Narrow the data below down to the lines containing "частицы".

▶ **Exercise materials**:
↓↓↓

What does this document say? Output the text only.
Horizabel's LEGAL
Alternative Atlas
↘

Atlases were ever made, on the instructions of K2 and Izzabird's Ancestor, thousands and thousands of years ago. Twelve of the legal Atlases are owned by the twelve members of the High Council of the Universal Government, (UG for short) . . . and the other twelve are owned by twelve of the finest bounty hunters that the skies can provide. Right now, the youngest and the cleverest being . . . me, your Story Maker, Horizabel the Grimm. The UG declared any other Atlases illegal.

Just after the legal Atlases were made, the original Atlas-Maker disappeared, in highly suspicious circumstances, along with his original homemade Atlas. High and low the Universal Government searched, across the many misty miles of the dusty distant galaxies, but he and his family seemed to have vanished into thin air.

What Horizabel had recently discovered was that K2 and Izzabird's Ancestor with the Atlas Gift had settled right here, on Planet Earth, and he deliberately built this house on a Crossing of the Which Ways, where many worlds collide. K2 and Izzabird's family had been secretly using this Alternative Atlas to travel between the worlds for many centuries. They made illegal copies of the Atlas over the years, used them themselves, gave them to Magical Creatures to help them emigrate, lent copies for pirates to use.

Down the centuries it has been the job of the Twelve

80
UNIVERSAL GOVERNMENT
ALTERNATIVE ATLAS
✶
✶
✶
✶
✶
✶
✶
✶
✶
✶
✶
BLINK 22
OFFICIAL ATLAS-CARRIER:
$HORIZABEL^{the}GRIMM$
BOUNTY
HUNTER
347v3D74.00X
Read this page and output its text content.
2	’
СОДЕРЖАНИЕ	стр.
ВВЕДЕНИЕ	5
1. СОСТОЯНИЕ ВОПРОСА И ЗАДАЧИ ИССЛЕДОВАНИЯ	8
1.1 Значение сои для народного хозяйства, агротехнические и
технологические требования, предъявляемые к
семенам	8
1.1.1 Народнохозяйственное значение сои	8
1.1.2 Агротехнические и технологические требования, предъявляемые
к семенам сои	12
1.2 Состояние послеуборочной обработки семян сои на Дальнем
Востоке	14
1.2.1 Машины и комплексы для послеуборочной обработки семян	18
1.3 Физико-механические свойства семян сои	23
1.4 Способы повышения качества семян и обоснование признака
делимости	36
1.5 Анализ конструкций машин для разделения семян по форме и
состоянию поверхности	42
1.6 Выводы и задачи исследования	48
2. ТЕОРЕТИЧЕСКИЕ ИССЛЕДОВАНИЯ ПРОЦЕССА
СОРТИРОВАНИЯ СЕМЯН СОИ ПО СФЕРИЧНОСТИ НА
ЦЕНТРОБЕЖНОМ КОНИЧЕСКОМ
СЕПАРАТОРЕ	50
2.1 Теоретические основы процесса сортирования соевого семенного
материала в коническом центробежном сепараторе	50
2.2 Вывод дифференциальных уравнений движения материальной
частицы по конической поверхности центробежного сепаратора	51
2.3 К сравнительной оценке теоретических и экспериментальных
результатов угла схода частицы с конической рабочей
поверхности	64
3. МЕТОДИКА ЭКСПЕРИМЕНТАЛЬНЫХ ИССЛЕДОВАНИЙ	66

↑↑↑
↓↓↓

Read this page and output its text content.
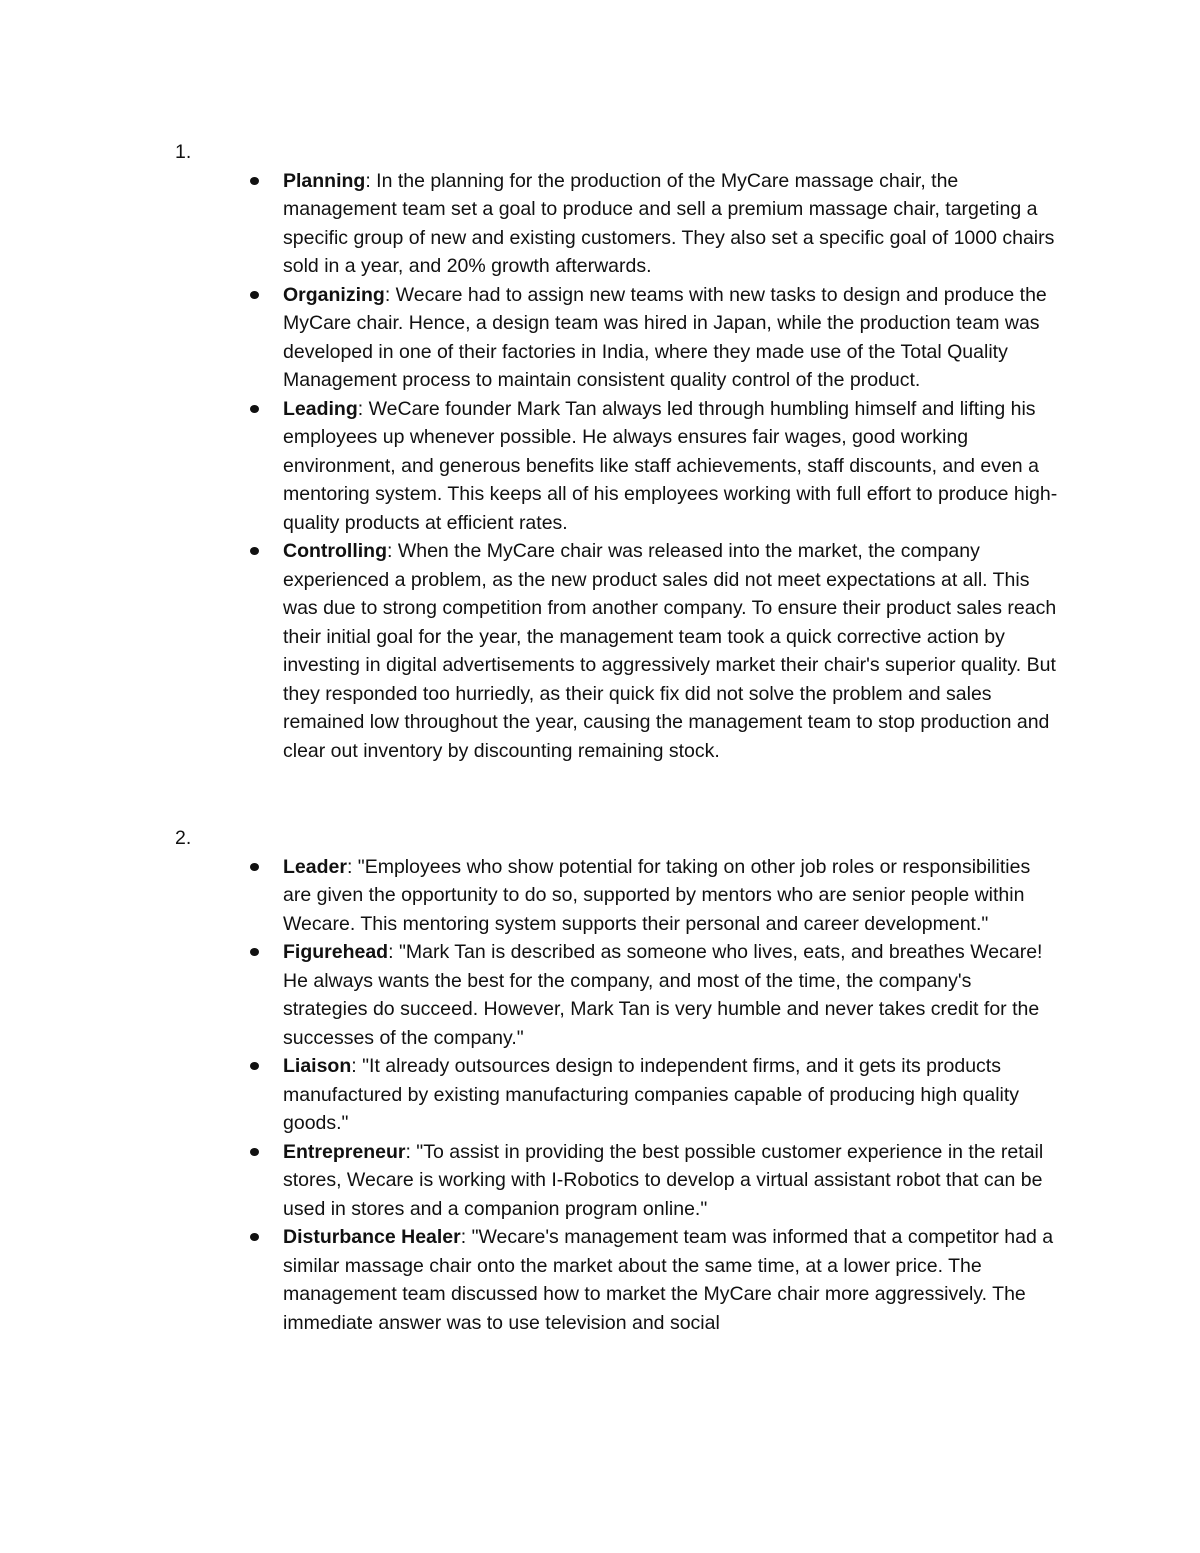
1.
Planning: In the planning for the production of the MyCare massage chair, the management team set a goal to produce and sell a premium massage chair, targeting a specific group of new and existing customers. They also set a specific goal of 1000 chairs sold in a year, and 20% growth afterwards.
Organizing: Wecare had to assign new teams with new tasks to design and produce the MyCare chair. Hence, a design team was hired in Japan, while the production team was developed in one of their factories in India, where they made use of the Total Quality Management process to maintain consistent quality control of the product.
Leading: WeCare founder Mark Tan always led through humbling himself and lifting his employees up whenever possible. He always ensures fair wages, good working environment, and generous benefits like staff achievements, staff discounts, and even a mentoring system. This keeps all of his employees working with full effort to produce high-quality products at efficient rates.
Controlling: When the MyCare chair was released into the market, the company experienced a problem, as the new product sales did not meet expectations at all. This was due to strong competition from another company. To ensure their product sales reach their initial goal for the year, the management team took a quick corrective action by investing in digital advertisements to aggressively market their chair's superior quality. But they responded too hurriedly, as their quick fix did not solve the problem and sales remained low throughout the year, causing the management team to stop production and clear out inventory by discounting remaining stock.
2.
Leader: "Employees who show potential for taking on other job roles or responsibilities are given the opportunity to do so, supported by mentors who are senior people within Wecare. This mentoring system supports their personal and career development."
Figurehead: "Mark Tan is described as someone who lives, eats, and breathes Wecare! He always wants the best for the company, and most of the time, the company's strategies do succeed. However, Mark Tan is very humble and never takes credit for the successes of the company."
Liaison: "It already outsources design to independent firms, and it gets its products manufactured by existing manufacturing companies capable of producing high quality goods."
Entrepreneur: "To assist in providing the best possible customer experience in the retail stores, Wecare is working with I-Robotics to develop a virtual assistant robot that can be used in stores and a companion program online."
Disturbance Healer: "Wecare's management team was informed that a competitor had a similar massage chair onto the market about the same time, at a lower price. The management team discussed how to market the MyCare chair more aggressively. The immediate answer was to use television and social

↑↑↑

▶ **The solution**:
частицы по конической поверхности центробежного сепаратора	51
результатов угла схода частицы с конической рабочей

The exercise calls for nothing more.